*TASK GOAL*
Edit the lines below so that every "form-badge-loss" becomes "form-badge-defeat", and leave everything else as it is.

Bounding box annotations

= = = =

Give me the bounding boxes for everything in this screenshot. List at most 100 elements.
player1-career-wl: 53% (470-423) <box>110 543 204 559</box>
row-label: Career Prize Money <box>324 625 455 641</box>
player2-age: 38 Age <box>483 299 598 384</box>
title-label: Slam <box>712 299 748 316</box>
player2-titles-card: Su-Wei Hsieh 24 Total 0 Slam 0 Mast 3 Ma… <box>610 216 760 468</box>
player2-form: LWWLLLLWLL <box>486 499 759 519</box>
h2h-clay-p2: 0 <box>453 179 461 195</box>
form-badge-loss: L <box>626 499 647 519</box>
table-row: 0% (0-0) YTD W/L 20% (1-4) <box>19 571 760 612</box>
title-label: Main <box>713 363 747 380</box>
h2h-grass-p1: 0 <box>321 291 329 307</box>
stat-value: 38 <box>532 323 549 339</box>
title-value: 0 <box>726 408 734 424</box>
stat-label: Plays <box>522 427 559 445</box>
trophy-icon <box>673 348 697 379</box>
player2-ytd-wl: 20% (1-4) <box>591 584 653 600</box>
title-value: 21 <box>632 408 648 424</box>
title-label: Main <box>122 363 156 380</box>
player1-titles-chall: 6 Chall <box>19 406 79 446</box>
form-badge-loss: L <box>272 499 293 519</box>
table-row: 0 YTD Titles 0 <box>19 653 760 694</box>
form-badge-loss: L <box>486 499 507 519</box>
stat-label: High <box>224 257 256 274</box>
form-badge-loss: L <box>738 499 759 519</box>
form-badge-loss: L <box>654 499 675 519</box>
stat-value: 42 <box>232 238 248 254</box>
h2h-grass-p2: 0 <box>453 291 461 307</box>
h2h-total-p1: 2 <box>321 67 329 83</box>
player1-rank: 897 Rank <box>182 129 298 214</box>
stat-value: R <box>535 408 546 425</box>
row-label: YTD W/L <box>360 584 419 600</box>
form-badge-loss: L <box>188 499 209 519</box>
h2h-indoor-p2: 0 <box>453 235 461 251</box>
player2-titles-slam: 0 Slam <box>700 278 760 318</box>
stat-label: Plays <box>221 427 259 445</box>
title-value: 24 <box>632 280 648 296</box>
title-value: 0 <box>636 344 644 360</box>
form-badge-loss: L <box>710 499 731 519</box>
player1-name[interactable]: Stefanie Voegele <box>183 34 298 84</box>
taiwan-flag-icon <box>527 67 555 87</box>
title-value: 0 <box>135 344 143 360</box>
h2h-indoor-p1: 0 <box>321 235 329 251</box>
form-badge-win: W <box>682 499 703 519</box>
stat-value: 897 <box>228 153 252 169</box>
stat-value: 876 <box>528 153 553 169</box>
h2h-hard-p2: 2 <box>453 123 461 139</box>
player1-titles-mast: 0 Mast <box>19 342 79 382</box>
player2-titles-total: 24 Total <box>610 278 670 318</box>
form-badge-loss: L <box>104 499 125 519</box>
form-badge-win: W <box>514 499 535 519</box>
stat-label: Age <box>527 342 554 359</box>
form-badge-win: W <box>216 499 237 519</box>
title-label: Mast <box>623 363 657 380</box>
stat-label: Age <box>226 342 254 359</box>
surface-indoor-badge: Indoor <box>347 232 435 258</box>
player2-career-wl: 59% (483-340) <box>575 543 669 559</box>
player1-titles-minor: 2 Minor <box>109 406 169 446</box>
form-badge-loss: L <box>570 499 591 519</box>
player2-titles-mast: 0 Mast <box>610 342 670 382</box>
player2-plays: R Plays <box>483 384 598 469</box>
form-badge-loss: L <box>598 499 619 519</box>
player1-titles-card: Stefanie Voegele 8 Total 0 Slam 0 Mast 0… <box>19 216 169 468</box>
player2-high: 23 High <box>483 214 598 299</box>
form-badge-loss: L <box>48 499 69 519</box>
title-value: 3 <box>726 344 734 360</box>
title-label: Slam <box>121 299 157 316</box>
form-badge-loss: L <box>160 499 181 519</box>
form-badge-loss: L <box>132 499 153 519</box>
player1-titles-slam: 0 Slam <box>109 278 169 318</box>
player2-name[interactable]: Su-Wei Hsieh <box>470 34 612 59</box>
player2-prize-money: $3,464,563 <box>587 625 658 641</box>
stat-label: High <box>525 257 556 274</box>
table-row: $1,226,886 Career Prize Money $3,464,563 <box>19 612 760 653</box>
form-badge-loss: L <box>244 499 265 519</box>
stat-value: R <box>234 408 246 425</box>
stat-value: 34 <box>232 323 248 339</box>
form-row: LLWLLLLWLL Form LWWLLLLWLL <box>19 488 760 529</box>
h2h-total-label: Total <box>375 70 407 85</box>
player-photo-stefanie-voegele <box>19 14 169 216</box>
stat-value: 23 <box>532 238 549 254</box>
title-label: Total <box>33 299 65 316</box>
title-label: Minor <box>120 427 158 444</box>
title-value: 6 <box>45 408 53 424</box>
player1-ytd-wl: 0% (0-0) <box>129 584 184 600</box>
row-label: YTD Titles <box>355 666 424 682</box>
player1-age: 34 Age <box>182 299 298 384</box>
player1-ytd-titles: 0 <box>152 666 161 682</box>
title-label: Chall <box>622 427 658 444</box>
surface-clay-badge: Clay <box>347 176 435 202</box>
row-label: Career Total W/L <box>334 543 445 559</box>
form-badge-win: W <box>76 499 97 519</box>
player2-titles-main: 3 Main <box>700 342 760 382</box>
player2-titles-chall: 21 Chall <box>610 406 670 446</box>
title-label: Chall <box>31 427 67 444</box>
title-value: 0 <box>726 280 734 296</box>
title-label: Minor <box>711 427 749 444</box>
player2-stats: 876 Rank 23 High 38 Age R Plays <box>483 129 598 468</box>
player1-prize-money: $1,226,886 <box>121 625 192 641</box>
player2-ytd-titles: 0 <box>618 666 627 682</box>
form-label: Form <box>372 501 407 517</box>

= = = =

*RIGHT ANSWER*
Give me the bounding boxes for everything in this screenshot. List at most 100 elements.
player1-career-wl: 53% (470-423) <box>110 543 204 559</box>
row-label: Career Prize Money <box>324 625 455 641</box>
player2-age: 38 Age <box>483 299 598 384</box>
title-label: Slam <box>712 299 748 316</box>
player2-titles-card: Su-Wei Hsieh 24 Total 0 Slam 0 Mast 3 Ma… <box>610 216 760 468</box>
player2-form: LWWLLLLWLL <box>486 499 759 519</box>
h2h-clay-p2: 0 <box>453 179 461 195</box>
form-badge-defeat: L <box>626 499 647 519</box>
table-row: 0% (0-0) YTD W/L 20% (1-4) <box>19 571 760 612</box>
title-label: Main <box>713 363 747 380</box>
h2h-grass-p1: 0 <box>321 291 329 307</box>
stat-value: 38 <box>532 323 549 339</box>
title-value: 0 <box>726 408 734 424</box>
stat-label: Plays <box>522 427 559 445</box>
trophy-icon <box>673 348 697 379</box>
player2-ytd-wl: 20% (1-4) <box>591 584 653 600</box>
title-value: 21 <box>632 408 648 424</box>
title-label: Main <box>122 363 156 380</box>
player1-titles-chall: 6 Chall <box>19 406 79 446</box>
form-badge-defeat: L <box>272 499 293 519</box>
table-row: 0 YTD Titles 0 <box>19 653 760 694</box>
form-badge-defeat: L <box>486 499 507 519</box>
stat-label: High <box>224 257 256 274</box>
form-badge-defeat: L <box>738 499 759 519</box>
form-badge-defeat: L <box>654 499 675 519</box>
stat-value: 42 <box>232 238 248 254</box>
h2h-grass-p2: 0 <box>453 291 461 307</box>
h2h-total-p1: 2 <box>321 67 329 83</box>
player1-rank: 897 Rank <box>182 129 298 214</box>
stat-value: R <box>535 408 546 425</box>
row-label: YTD W/L <box>360 584 419 600</box>
form-badge-defeat: L <box>188 499 209 519</box>
h2h-indoor-p2: 0 <box>453 235 461 251</box>
player2-titles-slam: 0 Slam <box>700 278 760 318</box>
stat-label: Plays <box>221 427 259 445</box>
title-value: 24 <box>632 280 648 296</box>
title-value: 0 <box>636 344 644 360</box>
form-badge-defeat: L <box>710 499 731 519</box>
player1-name[interactable]: Stefanie Voegele <box>183 34 298 84</box>
taiwan-flag-icon <box>527 67 555 87</box>
title-value: 0 <box>135 344 143 360</box>
h2h-indoor-p1: 0 <box>321 235 329 251</box>
form-badge-win: W <box>682 499 703 519</box>
stat-value: 897 <box>228 153 252 169</box>
stat-value: 876 <box>528 153 553 169</box>
h2h-hard-p2: 2 <box>453 123 461 139</box>
player1-titles-mast: 0 Mast <box>19 342 79 382</box>
player2-titles-total: 24 Total <box>610 278 670 318</box>
form-badge-defeat: L <box>104 499 125 519</box>
form-badge-win: W <box>514 499 535 519</box>
stat-label: Age <box>527 342 554 359</box>
form-badge-win: W <box>216 499 237 519</box>
title-label: Mast <box>623 363 657 380</box>
stat-label: Age <box>226 342 254 359</box>
surface-indoor-badge: Indoor <box>347 232 435 258</box>
player2-career-wl: 59% (483-340) <box>575 543 669 559</box>
player1-titles-minor: 2 Minor <box>109 406 169 446</box>
form-badge-defeat: L <box>570 499 591 519</box>
player2-titles-mast: 0 Mast <box>610 342 670 382</box>
player2-plays: R Plays <box>483 384 598 469</box>
form-badge-defeat: L <box>598 499 619 519</box>
player1-titles-card: Stefanie Voegele 8 Total 0 Slam 0 Mast 0… <box>19 216 169 468</box>
player2-high: 23 High <box>483 214 598 299</box>
form-badge-defeat: L <box>48 499 69 519</box>
title-value: 3 <box>726 344 734 360</box>
title-label: Slam <box>121 299 157 316</box>
form-badge-defeat: L <box>160 499 181 519</box>
form-badge-defeat: L <box>132 499 153 519</box>
player1-titles-slam: 0 Slam <box>109 278 169 318</box>
player2-name[interactable]: Su-Wei Hsieh <box>470 34 612 59</box>
player2-prize-money: $3,464,563 <box>587 625 658 641</box>
stat-label: High <box>525 257 556 274</box>
table-row: $1,226,886 Career Prize Money $3,464,563 <box>19 612 760 653</box>
form-badge-defeat: L <box>244 499 265 519</box>
stat-value: R <box>234 408 246 425</box>
stat-value: 34 <box>232 323 248 339</box>
form-row: LLWLLLLWLL Form LWWLLLLWLL <box>19 488 760 529</box>
h2h-total-label: Total <box>375 70 407 85</box>
player-photo-stefanie-voegele <box>19 14 169 216</box>
stat-value: 23 <box>532 238 549 254</box>
title-label: Total <box>33 299 65 316</box>
title-label: Minor <box>120 427 158 444</box>
title-value: 6 <box>45 408 53 424</box>
player1-ytd-wl: 0% (0-0) <box>129 584 184 600</box>
row-label: YTD Titles <box>355 666 424 682</box>
player1-age: 34 Age <box>182 299 298 384</box>
player1-ytd-titles: 0 <box>152 666 161 682</box>
title-label: Chall <box>622 427 658 444</box>
surface-clay-badge: Clay <box>347 176 435 202</box>
row-label: Career Total W/L <box>334 543 445 559</box>
form-badge-win: W <box>76 499 97 519</box>
player2-titles-main: 3 Main <box>700 342 760 382</box>
player2-titles-chall: 21 Chall <box>610 406 670 446</box>
title-label: Chall <box>31 427 67 444</box>
title-value: 0 <box>726 280 734 296</box>
title-label: Minor <box>711 427 749 444</box>
player2-stats: 876 Rank 23 High 38 Age R Plays <box>483 129 598 468</box>
player1-prize-money: $1,226,886 <box>121 625 192 641</box>
player2-ytd-titles: 0 <box>618 666 627 682</box>
form-label: Form <box>372 501 407 517</box>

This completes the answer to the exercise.